## Required work
Each line containing the string "datetime" should be copied out of the entries.

- - -

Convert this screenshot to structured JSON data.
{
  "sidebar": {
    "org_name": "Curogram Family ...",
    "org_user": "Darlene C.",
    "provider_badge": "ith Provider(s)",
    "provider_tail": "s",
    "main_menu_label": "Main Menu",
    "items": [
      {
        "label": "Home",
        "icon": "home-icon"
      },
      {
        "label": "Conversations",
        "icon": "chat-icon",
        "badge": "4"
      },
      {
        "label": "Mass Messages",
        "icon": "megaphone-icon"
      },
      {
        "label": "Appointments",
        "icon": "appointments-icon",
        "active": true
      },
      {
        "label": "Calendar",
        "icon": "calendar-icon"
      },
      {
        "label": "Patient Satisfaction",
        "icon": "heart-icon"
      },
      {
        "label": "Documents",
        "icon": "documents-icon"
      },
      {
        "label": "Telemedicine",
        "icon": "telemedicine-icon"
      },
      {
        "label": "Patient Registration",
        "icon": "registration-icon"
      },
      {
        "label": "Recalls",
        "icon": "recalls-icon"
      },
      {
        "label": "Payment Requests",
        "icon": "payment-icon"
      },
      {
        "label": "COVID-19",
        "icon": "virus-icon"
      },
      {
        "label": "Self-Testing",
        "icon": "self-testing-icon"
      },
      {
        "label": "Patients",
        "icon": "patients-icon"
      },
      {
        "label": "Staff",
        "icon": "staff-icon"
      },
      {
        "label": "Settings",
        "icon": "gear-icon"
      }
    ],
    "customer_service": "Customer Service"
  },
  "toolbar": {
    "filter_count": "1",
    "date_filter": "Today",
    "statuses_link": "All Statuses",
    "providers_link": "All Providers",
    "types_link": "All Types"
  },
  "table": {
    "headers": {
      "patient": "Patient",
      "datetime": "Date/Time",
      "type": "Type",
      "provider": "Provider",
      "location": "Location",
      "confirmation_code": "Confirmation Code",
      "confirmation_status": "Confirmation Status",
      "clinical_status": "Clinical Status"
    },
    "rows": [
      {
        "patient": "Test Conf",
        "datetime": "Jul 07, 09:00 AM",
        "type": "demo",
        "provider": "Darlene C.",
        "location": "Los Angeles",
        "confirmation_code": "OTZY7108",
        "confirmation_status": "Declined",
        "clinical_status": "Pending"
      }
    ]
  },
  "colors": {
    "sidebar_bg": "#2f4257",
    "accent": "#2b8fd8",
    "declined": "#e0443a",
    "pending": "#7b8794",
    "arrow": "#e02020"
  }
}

- - -

## Result of the exercise
      "datetime": "Date/Time",
        "datetime": "Jul 07, 09:00 AM",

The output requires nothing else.